Rewrite only the stretch from the line containing "- candle-body: [231, 380, 240, 405]" through the line containing "- candle-body: [151, 429, 160, 508]", changing "interval-button" to "timeframe-button" and keeping all else the same.

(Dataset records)
++++

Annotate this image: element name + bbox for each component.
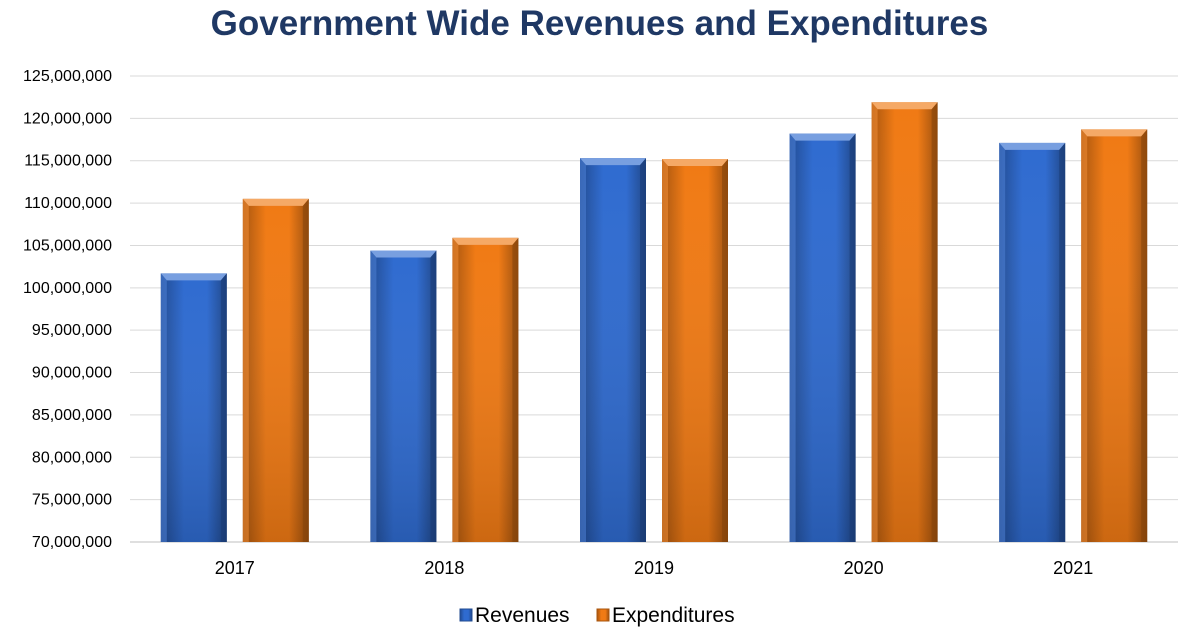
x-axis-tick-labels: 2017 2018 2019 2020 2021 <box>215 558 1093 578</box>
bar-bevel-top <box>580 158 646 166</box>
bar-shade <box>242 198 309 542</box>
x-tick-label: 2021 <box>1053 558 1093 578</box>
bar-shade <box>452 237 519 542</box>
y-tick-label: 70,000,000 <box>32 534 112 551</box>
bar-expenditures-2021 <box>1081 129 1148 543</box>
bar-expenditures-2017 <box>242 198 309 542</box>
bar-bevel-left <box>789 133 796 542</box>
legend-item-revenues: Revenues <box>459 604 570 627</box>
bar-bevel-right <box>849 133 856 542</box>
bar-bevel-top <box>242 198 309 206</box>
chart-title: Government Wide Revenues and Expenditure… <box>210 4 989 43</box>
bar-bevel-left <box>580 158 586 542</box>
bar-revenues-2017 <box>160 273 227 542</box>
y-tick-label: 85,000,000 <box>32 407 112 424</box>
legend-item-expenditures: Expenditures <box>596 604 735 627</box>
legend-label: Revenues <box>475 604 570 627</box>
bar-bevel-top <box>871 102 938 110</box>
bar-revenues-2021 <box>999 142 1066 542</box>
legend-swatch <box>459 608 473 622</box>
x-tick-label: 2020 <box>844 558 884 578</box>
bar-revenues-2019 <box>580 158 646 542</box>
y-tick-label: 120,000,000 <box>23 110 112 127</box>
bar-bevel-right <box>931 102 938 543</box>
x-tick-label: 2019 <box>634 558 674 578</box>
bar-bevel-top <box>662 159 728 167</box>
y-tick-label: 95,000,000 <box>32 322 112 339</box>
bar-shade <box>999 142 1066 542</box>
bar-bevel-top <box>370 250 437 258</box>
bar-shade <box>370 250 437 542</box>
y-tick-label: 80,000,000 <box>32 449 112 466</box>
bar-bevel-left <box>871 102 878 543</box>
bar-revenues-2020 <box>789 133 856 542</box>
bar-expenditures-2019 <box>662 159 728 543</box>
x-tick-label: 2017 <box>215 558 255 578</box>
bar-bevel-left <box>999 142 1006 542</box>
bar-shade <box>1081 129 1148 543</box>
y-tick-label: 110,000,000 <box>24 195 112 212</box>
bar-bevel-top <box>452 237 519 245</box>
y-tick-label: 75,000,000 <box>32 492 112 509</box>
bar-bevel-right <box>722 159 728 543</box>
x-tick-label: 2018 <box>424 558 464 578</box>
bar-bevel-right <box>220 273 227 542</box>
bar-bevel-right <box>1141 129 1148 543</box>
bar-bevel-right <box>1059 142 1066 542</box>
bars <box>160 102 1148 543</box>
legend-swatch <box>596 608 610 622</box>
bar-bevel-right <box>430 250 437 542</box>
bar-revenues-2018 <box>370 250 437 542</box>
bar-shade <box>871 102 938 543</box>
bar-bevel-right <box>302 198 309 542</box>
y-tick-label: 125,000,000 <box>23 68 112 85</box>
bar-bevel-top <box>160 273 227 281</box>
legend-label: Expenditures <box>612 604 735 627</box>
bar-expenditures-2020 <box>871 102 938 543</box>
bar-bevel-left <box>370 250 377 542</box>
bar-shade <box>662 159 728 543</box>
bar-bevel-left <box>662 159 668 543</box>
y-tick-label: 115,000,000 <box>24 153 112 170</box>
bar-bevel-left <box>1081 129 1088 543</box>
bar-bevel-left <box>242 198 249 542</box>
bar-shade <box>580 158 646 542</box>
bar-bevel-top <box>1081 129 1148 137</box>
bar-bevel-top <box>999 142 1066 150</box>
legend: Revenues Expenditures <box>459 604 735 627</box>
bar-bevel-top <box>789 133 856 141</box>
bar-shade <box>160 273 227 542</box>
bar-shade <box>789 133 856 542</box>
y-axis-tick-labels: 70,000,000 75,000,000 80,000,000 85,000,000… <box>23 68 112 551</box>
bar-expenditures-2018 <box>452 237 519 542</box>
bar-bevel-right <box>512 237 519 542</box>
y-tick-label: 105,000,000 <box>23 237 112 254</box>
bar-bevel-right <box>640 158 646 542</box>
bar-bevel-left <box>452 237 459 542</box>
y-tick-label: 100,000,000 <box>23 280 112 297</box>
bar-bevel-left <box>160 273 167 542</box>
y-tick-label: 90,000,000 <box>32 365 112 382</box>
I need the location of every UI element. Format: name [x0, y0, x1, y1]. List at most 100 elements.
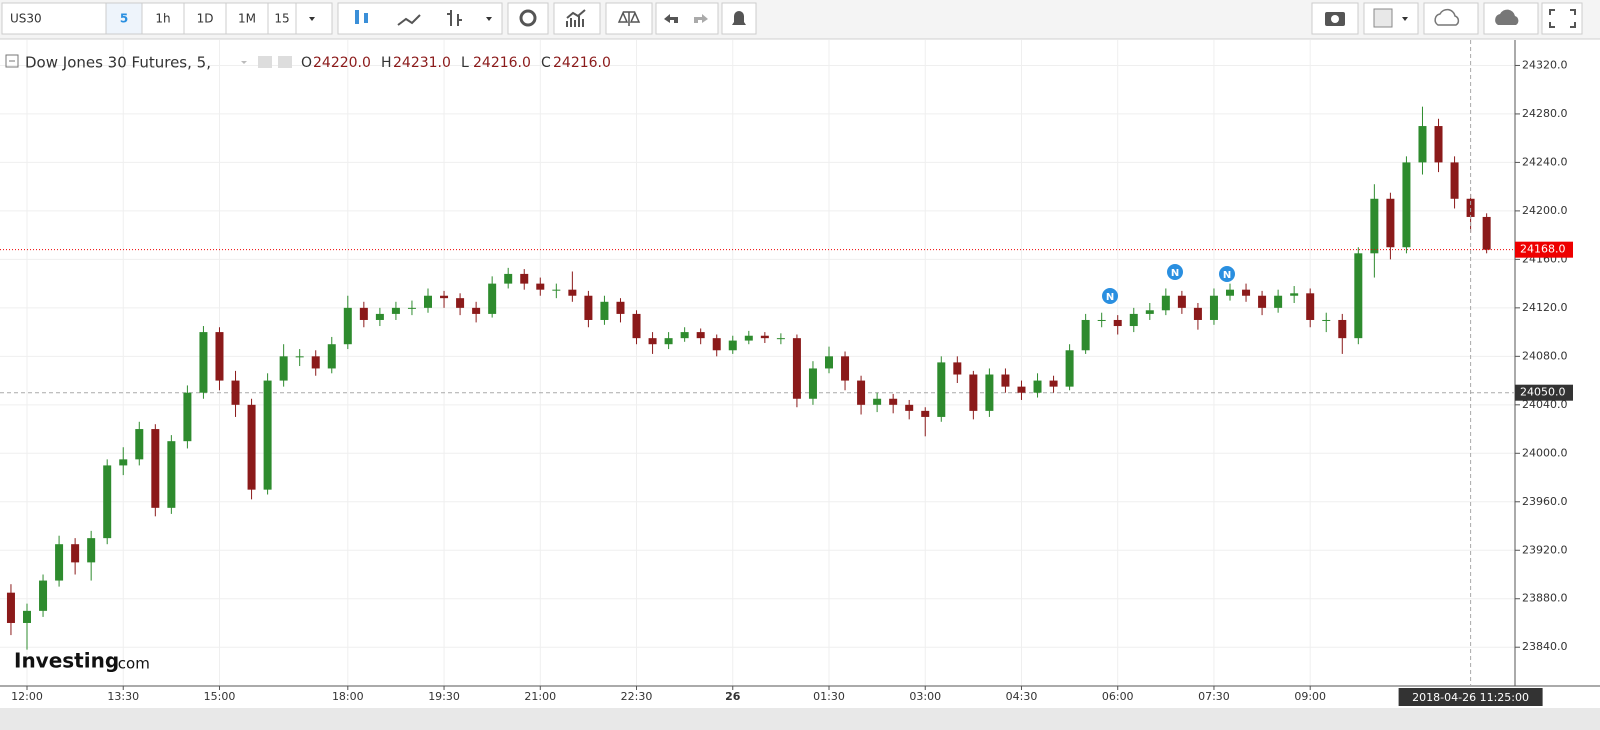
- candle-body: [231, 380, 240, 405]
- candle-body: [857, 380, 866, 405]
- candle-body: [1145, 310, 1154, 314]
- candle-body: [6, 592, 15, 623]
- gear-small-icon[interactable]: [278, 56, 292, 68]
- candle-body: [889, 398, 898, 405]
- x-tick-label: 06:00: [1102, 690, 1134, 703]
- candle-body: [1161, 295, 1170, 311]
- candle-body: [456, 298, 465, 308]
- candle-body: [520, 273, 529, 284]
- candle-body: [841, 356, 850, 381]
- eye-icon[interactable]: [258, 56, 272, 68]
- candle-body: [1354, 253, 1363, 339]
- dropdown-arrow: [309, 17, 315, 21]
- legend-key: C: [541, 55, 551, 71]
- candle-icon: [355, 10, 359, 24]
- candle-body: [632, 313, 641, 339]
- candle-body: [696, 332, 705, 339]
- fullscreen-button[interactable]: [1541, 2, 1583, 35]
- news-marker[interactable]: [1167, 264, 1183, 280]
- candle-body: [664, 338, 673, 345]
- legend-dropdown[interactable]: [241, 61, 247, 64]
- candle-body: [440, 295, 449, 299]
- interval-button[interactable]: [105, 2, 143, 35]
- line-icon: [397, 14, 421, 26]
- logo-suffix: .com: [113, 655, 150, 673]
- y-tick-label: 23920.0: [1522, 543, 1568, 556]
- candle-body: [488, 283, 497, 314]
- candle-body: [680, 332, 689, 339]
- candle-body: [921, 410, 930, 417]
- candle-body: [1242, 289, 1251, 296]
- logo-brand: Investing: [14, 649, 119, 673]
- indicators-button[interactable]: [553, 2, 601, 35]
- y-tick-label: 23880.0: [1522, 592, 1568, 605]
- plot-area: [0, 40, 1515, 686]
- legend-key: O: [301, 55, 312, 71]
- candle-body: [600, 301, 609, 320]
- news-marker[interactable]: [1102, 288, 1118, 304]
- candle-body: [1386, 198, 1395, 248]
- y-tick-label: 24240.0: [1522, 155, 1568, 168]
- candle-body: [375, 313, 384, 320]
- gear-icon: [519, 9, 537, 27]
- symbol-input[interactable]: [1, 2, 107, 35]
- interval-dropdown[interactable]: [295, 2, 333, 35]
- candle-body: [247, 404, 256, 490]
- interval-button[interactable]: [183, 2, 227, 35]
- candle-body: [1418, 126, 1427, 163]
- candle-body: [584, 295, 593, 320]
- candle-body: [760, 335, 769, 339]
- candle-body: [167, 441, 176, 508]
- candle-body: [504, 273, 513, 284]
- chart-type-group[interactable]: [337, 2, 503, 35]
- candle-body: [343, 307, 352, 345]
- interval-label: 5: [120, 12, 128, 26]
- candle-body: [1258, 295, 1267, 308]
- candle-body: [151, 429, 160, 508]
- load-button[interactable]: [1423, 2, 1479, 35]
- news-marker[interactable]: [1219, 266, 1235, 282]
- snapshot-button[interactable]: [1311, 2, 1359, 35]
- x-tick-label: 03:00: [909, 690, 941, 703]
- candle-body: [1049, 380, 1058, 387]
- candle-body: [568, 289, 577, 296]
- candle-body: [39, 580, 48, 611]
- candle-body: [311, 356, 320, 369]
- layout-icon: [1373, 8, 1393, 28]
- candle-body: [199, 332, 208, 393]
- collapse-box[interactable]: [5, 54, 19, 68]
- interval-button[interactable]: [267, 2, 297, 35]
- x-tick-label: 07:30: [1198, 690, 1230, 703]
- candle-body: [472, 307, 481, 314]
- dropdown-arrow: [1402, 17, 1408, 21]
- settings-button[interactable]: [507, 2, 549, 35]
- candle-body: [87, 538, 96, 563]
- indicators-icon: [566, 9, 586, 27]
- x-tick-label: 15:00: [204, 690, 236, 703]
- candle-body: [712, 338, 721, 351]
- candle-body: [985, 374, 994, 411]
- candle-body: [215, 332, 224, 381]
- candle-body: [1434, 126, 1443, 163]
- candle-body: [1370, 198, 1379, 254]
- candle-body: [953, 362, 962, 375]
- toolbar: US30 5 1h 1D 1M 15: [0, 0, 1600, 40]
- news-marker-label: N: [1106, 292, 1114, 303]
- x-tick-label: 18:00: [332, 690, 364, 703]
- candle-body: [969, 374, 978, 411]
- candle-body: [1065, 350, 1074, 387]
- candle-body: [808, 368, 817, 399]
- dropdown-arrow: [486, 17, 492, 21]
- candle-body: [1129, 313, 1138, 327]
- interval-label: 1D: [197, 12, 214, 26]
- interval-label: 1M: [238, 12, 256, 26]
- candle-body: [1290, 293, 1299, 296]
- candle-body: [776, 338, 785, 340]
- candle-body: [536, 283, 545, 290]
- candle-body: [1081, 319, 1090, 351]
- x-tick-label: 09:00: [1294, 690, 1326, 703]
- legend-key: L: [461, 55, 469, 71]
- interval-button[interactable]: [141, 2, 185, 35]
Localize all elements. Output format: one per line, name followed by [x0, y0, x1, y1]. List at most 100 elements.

++++

# Output of the exercise:
- candle-body: [231, 380, 240, 405]
- candle-body: [857, 380, 866, 405]
- candle-body: [1145, 310, 1154, 314]
- candle-body: [6, 592, 15, 623]
- gear-small-icon[interactable]: [278, 56, 292, 68]
- candle-body: [889, 398, 898, 405]
- x-tick-label: 06:00: [1102, 690, 1134, 703]
- candle-body: [1161, 295, 1170, 311]
- candle-body: [456, 298, 465, 308]
- candle-body: [520, 273, 529, 284]
- candle-body: [841, 356, 850, 381]
- eye-icon[interactable]: [258, 56, 272, 68]
- candle-body: [1354, 253, 1363, 339]
- dropdown-arrow: [309, 17, 315, 21]
- legend-key: C: [541, 55, 551, 71]
- candle-icon: [355, 10, 359, 24]
- candle-body: [632, 313, 641, 339]
- candle-body: [696, 332, 705, 339]
- fullscreen-button[interactable]: [1541, 2, 1583, 35]
- news-marker[interactable]: [1167, 264, 1183, 280]
- candle-body: [664, 338, 673, 345]
- legend-dropdown[interactable]: [241, 61, 247, 64]
- candle-body: [440, 295, 449, 299]
- timeframe-button[interactable]: [105, 2, 143, 35]
- line-icon: [397, 14, 421, 26]
- logo-suffix: .com: [113, 655, 150, 673]
- y-tick-label: 23920.0: [1522, 543, 1568, 556]
- candle-body: [488, 283, 497, 314]
- candle-body: [680, 332, 689, 339]
- candle-body: [921, 410, 930, 417]
- candle-body: [1242, 289, 1251, 296]
- logo-brand: Investing: [14, 649, 119, 673]
- indicators-button[interactable]: [553, 2, 601, 35]
- y-tick-label: 23880.0: [1522, 592, 1568, 605]
- plot-area: [0, 40, 1515, 686]
- legend-key: O: [301, 55, 312, 71]
- candle-body: [600, 301, 609, 320]
- news-marker[interactable]: [1102, 288, 1118, 304]
- candle-body: [1386, 198, 1395, 248]
- y-tick-label: 24240.0: [1522, 155, 1568, 168]
- candle-body: [375, 313, 384, 320]
- gear-icon: [519, 9, 537, 27]
- symbol-input[interactable]: [1, 2, 107, 35]
- interval-dropdown[interactable]: [295, 2, 333, 35]
- candle-body: [247, 404, 256, 490]
- timeframe-button[interactable]: [183, 2, 227, 35]
- candle-body: [1418, 126, 1427, 163]
- candle-body: [584, 295, 593, 320]
- candle-body: [760, 335, 769, 339]
- candle-body: [167, 441, 176, 508]
- candle-body: [504, 273, 513, 284]
- chart-type-group[interactable]: [337, 2, 503, 35]
- candle-body: [343, 307, 352, 345]
- interval-label: 5: [120, 12, 128, 26]
- candle-body: [1258, 295, 1267, 308]
- candle-body: [151, 429, 160, 508]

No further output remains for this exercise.